## ページ抜粋
日薬理誌 119 (4), 235-240 (2002)


中枢シナプス伝達を制御するカルシウムチャネル

籾山 俊彦
岡崎国立共同研究機構 生理学研究所 大脳皮質機能研究系脳形態解析研究部門
〒444‐8585 岡崎市明大寺町字西郷中38
e‐mail: tmomi@nips.ac.jp


要約: 中枢神経系の興奮性および抑制性シナプス伝達は,シナプス前終末に存在する複数種のカルシウムチャネルサブタイプによって制御されている.幼若ラット脳および脊髄のスライス標本にN型およびP/Q型カルシウムチャネルに選択的なブロッカーを投与し,シナプス電流あるいはシナプス電位に対する効果を解析することにより,これまでに海馬,小脳,脊髄,脳幹,線条体等におけるシナプス伝達に対するN型,P/Q型,その他のカルシウムチャネルサブタイプの関与の程度が定量化されている.また,ドパミン等の修飾物質のシナプス前受容体活性化により,シナプス前終末へのカルシウム流入が遮断されて,その結果グルタミン酸やGABAの遊離が抑制される,という機構がいくつかの中枢シナプスで報告されており,特に,線条体ではシナプス前D型受容体とN型チャネルとの選択的な共役が最近明らかとなった.さらに,いくつかの中枢シナプスでは生後週2‐3週までに,シナプス伝達に対するN型チャネルの関与が消失することが明らかになっている.今後は,シナプス前終末におけるカルシウムチャネル各サブタイプと生理活性物質受容体および伝達物質遊離部位との位置関係,受容体活性化によるこれらの機能分子の動態,生後発達変化を形態学的にも捉えることが望まれる.

## 分析用データ
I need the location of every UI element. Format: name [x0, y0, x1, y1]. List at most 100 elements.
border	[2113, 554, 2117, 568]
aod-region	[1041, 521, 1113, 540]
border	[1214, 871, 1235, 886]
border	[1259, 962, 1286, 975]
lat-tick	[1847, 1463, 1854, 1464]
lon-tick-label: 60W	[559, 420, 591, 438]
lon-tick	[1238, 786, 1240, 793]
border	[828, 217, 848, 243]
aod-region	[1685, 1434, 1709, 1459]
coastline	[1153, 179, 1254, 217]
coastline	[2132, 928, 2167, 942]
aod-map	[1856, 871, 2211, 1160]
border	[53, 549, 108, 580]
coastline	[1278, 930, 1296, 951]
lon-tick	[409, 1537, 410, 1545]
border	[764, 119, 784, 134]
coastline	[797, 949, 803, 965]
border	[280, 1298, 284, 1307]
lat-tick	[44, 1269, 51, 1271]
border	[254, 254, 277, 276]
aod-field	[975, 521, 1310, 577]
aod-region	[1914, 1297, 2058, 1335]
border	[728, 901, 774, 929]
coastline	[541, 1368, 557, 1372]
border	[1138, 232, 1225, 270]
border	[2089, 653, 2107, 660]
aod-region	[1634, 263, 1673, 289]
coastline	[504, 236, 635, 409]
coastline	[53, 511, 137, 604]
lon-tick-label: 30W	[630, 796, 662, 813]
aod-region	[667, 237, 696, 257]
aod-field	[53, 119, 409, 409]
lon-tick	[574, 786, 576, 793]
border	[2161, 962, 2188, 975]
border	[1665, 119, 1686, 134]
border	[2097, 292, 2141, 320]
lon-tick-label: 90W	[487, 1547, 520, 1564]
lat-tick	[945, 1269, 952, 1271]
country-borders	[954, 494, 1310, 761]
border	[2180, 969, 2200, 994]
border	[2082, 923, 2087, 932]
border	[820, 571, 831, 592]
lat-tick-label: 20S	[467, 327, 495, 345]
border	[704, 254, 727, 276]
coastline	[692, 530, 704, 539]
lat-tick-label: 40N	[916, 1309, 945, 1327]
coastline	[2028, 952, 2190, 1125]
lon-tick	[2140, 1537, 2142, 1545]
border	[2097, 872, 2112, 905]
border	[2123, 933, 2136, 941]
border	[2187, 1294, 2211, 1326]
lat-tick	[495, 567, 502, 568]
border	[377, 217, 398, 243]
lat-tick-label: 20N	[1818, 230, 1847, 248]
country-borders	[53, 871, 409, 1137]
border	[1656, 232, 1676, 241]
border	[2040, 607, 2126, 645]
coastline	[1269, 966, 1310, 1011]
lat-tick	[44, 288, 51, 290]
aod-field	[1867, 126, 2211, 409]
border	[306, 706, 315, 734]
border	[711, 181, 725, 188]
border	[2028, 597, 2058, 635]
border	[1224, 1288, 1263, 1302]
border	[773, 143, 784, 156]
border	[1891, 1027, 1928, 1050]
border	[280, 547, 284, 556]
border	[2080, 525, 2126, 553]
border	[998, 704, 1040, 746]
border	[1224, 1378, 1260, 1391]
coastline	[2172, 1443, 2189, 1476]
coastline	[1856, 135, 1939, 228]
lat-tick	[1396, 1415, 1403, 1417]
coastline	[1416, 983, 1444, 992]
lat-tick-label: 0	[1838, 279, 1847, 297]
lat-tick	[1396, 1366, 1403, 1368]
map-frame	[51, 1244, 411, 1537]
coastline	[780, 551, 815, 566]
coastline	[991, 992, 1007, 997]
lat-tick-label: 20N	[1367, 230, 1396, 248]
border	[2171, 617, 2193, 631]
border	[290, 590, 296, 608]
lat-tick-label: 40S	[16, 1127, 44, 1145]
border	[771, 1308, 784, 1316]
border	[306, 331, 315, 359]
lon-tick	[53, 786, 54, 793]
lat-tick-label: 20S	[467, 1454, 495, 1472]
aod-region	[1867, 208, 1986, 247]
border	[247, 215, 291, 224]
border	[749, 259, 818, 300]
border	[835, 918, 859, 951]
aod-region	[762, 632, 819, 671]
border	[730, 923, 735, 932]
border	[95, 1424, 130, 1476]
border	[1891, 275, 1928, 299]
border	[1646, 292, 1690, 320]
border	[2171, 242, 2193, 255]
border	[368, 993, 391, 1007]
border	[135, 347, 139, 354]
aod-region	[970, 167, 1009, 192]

## 作業指示
上に載せた中枢シナプス伝達とカルシウムチャネルに関する文章を、書誌情報から要約の末尾まで一字も変えずに全文書き写すこと。

## 出力結果
日薬理誌 119 (4), 235-240 (2002)


中枢シナプス伝達を制御するカルシウムチャネル

籾山 俊彦
岡崎国立共同研究機構 生理学研究所 大脳皮質機能研究系脳形態解析研究部門
〒444‐8585 岡崎市明大寺町字西郷中38
e‐mail: tmomi@nips.ac.jp


要約: 中枢神経系の興奮性および抑制性シナプス伝達は,シナプス前終末に存在する複数種のカルシウムチャネルサブタイプによって制御されている.幼若ラット脳および脊髄のスライス標本にN型およびP/Q型カルシウムチャネルに選択的なブロッカーを投与し,シナプス電流あるいはシナプス電位に対する効果を解析することにより,これまでに海馬,小脳,脊髄,脳幹,線条体等におけるシナプス伝達に対するN型,P/Q型,その他のカルシウムチャネルサブタイプの関与の程度が定量化されている.また,ドパミン等の修飾物質のシナプス前受容体活性化により,シナプス前終末へのカルシウム流入が遮断されて,その結果グルタミン酸やGABAの遊離が抑制される,という機構がいくつかの中枢シナプスで報告されており,特に,線条体ではシナプス前D型受容体とN型チャネルとの選択的な共役が最近明らかとなった.さらに,いくつかの中枢シナプスでは生後週2‐3週までに,シナプス伝達に対するN型チャネルの関与が消失することが明らかになっている.今後は,シナプス前終末におけるカルシウムチャネル各サブタイプと生理活性物質受容体および伝達物質遊離部位との位置関係,受容体活性化によるこれらの機能分子の動態,生後発達変化を形態学的にも捉えることが望まれる.